[Collection entries]
+ + + +
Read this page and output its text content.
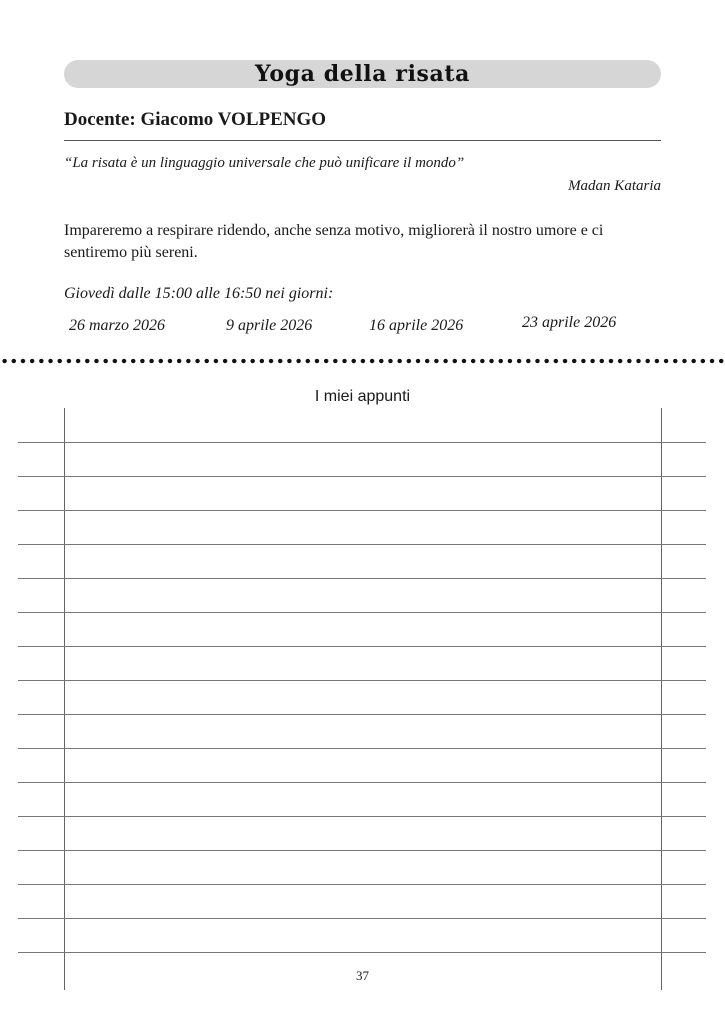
Yoga della risata
Docente: Giacomo VOLPENGO
“La risata è un linguaggio universale che può unificare il mondo”
Madan Kataria
Impareremo a respirare ridendo, anche senza motivo, migliorerà il nostro umore e ci sentiremo più sereni.
Giovedì dalle 15:00 alle 16:50 nei giorni:
26 marzo 2026	9 aprile 2026	16 aprile 2026	23 aprile 2026
I miei appunti
37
+ + + +
• Exercise goal: Reproduce all entries exactly. Pictures do not belong in the copy.

• Answer to the problem:
Read this page and output its text content.
Yoga della risata
Docente: Giacomo VOLPENGO
“La risata è un linguaggio universale che può unificare il mondo”
Madan Kataria
Impareremo a respirare ridendo, anche senza motivo, migliorerà il nostro umore e ci sentiremo più sereni.
Giovedì dalle 15:00 alle 16:50 nei giorni:
26 marzo 2026	9 aprile 2026	16 aprile 2026	23 aprile 2026
I miei appunti
37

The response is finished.